THE EXERCISE
Retype the data that follows line by line, exactly, and leave its pictures out.
[START RECORD EXCERPTS]
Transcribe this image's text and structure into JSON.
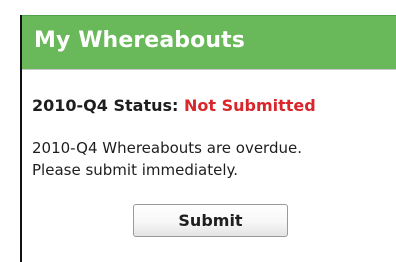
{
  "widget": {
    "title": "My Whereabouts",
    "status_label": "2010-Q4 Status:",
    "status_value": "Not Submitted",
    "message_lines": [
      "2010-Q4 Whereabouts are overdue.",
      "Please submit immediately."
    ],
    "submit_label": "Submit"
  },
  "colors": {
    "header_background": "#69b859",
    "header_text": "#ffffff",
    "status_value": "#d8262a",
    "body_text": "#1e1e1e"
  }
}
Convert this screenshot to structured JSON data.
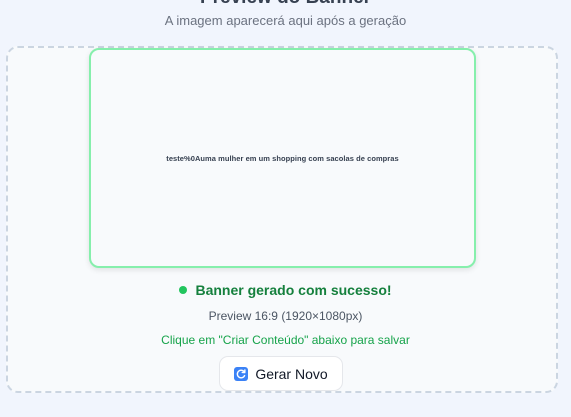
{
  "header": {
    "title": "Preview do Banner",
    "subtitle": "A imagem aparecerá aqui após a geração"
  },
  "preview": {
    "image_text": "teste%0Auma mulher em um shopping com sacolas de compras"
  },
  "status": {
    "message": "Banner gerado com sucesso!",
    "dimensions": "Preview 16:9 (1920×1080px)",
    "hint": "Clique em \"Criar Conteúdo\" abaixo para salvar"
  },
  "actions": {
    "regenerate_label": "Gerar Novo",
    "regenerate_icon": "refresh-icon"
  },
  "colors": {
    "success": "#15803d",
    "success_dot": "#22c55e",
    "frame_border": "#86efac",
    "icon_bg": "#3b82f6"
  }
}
[END RECORD EXCERPTS]
TASK ANSWER
Transcribe this image's text and structure into JSON.
{
  "widget": {
    "title": "My Whereabouts",
    "status_label": "2010-Q4 Status:",
    "status_value": "Not Submitted",
    "message_lines": [
      "2010-Q4 Whereabouts are overdue.",
      "Please submit immediately."
    ],
    "submit_label": "Submit"
  },
  "colors": {
    "header_background": "#69b859",
    "header_text": "#ffffff",
    "status_value": "#d8262a",
    "body_text": "#1e1e1e"
  }
}
Convert this screenshot to structured JSON data.
{
  "header": {
    "title": "Preview do Banner",
    "subtitle": "A imagem aparecerá aqui após a geração"
  },
  "preview": {
    "image_text": "teste%0Auma mulher em um shopping com sacolas de compras"
  },
  "status": {
    "message": "Banner gerado com sucesso!",
    "dimensions": "Preview 16:9 (1920×1080px)",
    "hint": "Clique em \"Criar Conteúdo\" abaixo para salvar"
  },
  "actions": {
    "regenerate_label": "Gerar Novo",
    "regenerate_icon": "refresh-icon"
  },
  "colors": {
    "success": "#15803d",
    "success_dot": "#22c55e",
    "frame_border": "#86efac",
    "icon_bg": "#3b82f6"
  }
}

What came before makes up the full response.